[DATA]

◇ ◇ ◇ ◇ ◇ ◇ ◇

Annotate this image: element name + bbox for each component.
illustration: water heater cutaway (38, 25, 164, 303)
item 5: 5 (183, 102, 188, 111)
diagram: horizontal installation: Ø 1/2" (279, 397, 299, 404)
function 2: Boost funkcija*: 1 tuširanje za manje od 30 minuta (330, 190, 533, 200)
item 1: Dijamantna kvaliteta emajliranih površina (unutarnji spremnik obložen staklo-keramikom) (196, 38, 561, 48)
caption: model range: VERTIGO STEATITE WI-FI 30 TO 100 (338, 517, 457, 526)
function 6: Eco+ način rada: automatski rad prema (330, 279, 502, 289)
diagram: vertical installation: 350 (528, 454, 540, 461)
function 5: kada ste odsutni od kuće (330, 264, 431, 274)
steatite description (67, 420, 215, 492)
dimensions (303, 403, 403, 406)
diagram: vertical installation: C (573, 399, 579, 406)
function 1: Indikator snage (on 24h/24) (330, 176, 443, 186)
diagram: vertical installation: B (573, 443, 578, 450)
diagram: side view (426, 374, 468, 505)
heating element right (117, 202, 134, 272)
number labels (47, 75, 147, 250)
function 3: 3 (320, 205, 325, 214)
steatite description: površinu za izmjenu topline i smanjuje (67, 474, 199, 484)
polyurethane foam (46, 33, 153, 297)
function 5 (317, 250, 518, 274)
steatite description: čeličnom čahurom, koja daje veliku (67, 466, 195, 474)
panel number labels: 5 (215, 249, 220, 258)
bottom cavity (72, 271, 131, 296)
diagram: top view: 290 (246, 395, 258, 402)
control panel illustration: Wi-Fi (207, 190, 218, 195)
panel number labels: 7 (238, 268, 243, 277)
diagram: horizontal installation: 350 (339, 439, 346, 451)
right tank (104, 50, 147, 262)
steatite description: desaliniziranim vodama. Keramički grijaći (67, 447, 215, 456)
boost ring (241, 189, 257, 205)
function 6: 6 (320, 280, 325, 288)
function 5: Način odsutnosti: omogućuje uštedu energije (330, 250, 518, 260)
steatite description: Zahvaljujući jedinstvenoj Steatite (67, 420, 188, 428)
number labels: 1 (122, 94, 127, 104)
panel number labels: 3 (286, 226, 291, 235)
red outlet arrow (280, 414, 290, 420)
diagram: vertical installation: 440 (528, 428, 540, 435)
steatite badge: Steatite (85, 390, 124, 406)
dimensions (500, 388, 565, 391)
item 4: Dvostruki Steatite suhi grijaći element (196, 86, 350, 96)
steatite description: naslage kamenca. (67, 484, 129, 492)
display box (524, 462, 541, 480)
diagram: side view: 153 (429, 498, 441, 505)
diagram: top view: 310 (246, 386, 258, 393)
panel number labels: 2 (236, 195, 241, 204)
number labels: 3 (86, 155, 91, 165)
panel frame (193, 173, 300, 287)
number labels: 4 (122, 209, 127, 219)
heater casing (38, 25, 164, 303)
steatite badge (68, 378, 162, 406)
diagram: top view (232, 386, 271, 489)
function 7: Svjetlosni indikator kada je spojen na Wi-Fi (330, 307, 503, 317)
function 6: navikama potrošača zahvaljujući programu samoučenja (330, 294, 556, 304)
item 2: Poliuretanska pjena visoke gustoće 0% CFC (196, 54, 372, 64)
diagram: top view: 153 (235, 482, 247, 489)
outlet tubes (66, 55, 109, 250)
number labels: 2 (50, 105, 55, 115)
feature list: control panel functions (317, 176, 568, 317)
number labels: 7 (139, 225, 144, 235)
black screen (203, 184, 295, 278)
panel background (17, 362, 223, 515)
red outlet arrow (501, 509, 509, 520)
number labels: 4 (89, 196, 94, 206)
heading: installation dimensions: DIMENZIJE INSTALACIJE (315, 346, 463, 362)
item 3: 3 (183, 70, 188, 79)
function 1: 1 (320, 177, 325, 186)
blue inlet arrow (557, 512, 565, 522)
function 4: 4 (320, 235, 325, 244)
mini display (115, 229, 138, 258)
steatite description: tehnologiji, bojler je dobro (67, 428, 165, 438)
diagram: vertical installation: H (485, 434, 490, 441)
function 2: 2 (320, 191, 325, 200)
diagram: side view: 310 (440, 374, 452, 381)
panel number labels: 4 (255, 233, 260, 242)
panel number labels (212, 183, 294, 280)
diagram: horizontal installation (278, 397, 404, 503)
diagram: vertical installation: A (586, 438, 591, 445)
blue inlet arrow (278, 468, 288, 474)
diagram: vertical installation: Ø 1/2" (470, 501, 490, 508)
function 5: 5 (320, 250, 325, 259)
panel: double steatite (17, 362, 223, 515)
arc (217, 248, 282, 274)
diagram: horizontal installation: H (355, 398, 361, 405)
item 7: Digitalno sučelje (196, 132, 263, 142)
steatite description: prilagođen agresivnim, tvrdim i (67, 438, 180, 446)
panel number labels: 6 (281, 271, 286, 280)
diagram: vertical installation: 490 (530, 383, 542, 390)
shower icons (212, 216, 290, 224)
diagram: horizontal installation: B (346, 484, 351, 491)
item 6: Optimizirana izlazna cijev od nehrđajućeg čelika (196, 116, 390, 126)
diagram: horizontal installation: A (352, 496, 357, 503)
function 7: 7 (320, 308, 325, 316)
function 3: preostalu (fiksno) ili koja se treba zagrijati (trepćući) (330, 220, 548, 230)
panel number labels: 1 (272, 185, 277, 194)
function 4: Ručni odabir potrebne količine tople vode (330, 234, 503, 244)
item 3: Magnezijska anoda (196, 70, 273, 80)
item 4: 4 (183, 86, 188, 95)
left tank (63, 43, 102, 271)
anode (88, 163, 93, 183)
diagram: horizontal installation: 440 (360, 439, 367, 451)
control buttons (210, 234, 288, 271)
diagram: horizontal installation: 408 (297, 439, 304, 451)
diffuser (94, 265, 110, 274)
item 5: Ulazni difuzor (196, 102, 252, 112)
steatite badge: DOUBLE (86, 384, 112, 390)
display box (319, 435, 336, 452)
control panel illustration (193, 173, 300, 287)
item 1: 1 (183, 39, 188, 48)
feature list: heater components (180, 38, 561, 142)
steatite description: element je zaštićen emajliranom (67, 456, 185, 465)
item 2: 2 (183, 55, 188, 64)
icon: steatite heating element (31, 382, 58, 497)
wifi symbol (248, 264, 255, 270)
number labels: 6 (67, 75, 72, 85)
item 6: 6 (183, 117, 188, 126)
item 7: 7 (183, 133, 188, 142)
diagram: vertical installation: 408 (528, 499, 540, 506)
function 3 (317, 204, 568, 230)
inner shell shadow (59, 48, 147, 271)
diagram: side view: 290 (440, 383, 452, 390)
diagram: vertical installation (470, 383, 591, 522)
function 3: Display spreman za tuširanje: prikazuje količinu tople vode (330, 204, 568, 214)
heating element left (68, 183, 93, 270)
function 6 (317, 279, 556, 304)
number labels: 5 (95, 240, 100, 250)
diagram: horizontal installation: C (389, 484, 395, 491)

◇ ◇ ◇ ◇ ◇ ◇ ◇

[TASK INSTRUCTIONS]
Reproduce the whole listing above line for line, changing nothing.

[ANSWER BELOW]
Annotate this image: element name + bbox for each component.
illustration: water heater cutaway (38, 25, 164, 303)
item 5: 5 (183, 102, 188, 111)
diagram: horizontal installation: Ø 1/2" (279, 397, 299, 404)
function 2: Boost funkcija*: 1 tuširanje za manje od 30 minuta (330, 190, 533, 200)
item 1: Dijamantna kvaliteta emajliranih površina (unutarnji spremnik obložen staklo-keramikom) (196, 38, 561, 48)
caption: model range: VERTIGO STEATITE WI-FI 30 TO 100 (338, 517, 457, 526)
function 6: Eco+ način rada: automatski rad prema (330, 279, 502, 289)
diagram: vertical installation: 350 (528, 454, 540, 461)
function 5: kada ste odsutni od kuće (330, 264, 431, 274)
steatite description (67, 420, 215, 492)
dimensions (303, 403, 403, 406)
diagram: vertical installation: C (573, 399, 579, 406)
function 1: Indikator snage (on 24h/24) (330, 176, 443, 186)
diagram: vertical installation: B (573, 443, 578, 450)
diagram: side view (426, 374, 468, 505)
heating element right (117, 202, 134, 272)
number labels (47, 75, 147, 250)
function 3: 3 (320, 205, 325, 214)
steatite description: površinu za izmjenu topline i smanjuje (67, 474, 199, 484)
polyurethane foam (46, 33, 153, 297)
function 5 (317, 250, 518, 274)
steatite description: čeličnom čahurom, koja daje veliku (67, 466, 195, 474)
panel number labels: 5 (215, 249, 220, 258)
bottom cavity (72, 271, 131, 296)
diagram: top view: 290 (246, 395, 258, 402)
control panel illustration: Wi-Fi (207, 190, 218, 195)
panel number labels: 7 (238, 268, 243, 277)
diagram: horizontal installation: 350 (339, 439, 346, 451)
right tank (104, 50, 147, 262)
steatite description: desaliniziranim vodama. Keramički grijaći (67, 447, 215, 456)
boost ring (241, 189, 257, 205)
function 6: 6 (320, 280, 325, 288)
function 5: Način odsutnosti: omogućuje uštedu energije (330, 250, 518, 260)
steatite description: Zahvaljujući jedinstvenoj Steatite (67, 420, 188, 428)
number labels: 1 (122, 94, 127, 104)
panel number labels: 3 (286, 226, 291, 235)
red outlet arrow (280, 414, 290, 420)
diagram: vertical installation: 440 (528, 428, 540, 435)
steatite badge: Steatite (85, 390, 124, 406)
dimensions (500, 388, 565, 391)
item 4: Dvostruki Steatite suhi grijaći element (196, 86, 350, 96)
steatite description: naslage kamenca. (67, 484, 129, 492)
display box (524, 462, 541, 480)
diagram: side view: 153 (429, 498, 441, 505)
diagram: top view: 310 (246, 386, 258, 393)
panel number labels: 2 (236, 195, 241, 204)
number labels: 3 (86, 155, 91, 165)
panel frame (193, 173, 300, 287)
number labels: 4 (122, 209, 127, 219)
heater casing (38, 25, 164, 303)
steatite badge (68, 378, 162, 406)
diagram: top view (232, 386, 271, 489)
function 7: Svjetlosni indikator kada je spojen na Wi-Fi (330, 307, 503, 317)
function 6: navikama potrošača zahvaljujući programu samoučenja (330, 294, 556, 304)
item 2: Poliuretanska pjena visoke gustoće 0% CFC (196, 54, 372, 64)
diagram: top view: 153 (235, 482, 247, 489)
outlet tubes (66, 55, 109, 250)
number labels: 2 (50, 105, 55, 115)
feature list: control panel functions (317, 176, 568, 317)
number labels: 7 (139, 225, 144, 235)
black screen (203, 184, 295, 278)
panel background (17, 362, 223, 515)
red outlet arrow (501, 509, 509, 520)
number labels: 4 (89, 196, 94, 206)
heading: installation dimensions: DIMENZIJE INSTALACIJE (315, 346, 463, 362)
item 3: 3 (183, 70, 188, 79)
function 1: 1 (320, 177, 325, 186)
blue inlet arrow (557, 512, 565, 522)
function 4: 4 (320, 235, 325, 244)
mini display (115, 229, 138, 258)
steatite description: tehnologiji, bojler je dobro (67, 428, 165, 438)
diagram: vertical installation: H (485, 434, 490, 441)
function 2: 2 (320, 191, 325, 200)
diagram: side view: 310 (440, 374, 452, 381)
panel number labels: 4 (255, 233, 260, 242)
panel number labels (212, 183, 294, 280)
diagram: horizontal installation (278, 397, 404, 503)
diagram: vertical installation: A (586, 438, 591, 445)
blue inlet arrow (278, 468, 288, 474)
diagram: vertical installation: Ø 1/2" (470, 501, 490, 508)
function 5: 5 (320, 250, 325, 259)
panel: double steatite (17, 362, 223, 515)
arc (217, 248, 282, 274)
diagram: horizontal installation: H (355, 398, 361, 405)
item 7: Digitalno sučelje (196, 132, 263, 142)
steatite description: prilagođen agresivnim, tvrdim i (67, 438, 180, 446)
panel number labels: 6 (281, 271, 286, 280)
diagram: vertical installation: 490 (530, 383, 542, 390)
shower icons (212, 216, 290, 224)
diagram: horizontal installation: B (346, 484, 351, 491)
item 6: Optimizirana izlazna cijev od nehrđajućeg čelika (196, 116, 390, 126)
diagram: horizontal installation: A (352, 496, 357, 503)
function 7: 7 (320, 308, 325, 316)
function 3: preostalu (fiksno) ili koja se treba zagrijati (trepćući) (330, 220, 548, 230)
panel number labels: 1 (272, 185, 277, 194)
function 4: Ručni odabir potrebne količine tople vode (330, 234, 503, 244)
item 3: Magnezijska anoda (196, 70, 273, 80)
item 4: 4 (183, 86, 188, 95)
left tank (63, 43, 102, 271)
anode (88, 163, 93, 183)
diagram: horizontal installation: 440 (360, 439, 367, 451)
control buttons (210, 234, 288, 271)
diagram: horizontal installation: 408 (297, 439, 304, 451)
diffuser (94, 265, 110, 274)
item 5: Ulazni difuzor (196, 102, 252, 112)
steatite badge: DOUBLE (86, 384, 112, 390)
display box (319, 435, 336, 452)
control panel illustration (193, 173, 300, 287)
item 1: 1 (183, 39, 188, 48)
feature list: heater components (180, 38, 561, 142)
steatite description: element je zaštićen emajliranom (67, 456, 185, 465)
item 2: 2 (183, 55, 188, 64)
icon: steatite heating element (31, 382, 58, 497)
wifi symbol (248, 264, 255, 270)
number labels: 6 (67, 75, 72, 85)
item 6: 6 (183, 117, 188, 126)
item 7: 7 (183, 133, 188, 142)
diagram: vertical installation: 408 (528, 499, 540, 506)
function 3 (317, 204, 568, 230)
inner shell shadow (59, 48, 147, 271)
diagram: side view: 290 (440, 383, 452, 390)
diagram: vertical installation (470, 383, 591, 522)
function 3: Display spreman za tuširanje: prikazuje količinu tople vode (330, 204, 568, 214)
heating element left (68, 183, 93, 270)
function 6 (317, 279, 556, 304)
number labels: 5 (95, 240, 100, 250)
diagram: horizontal installation: C (389, 484, 395, 491)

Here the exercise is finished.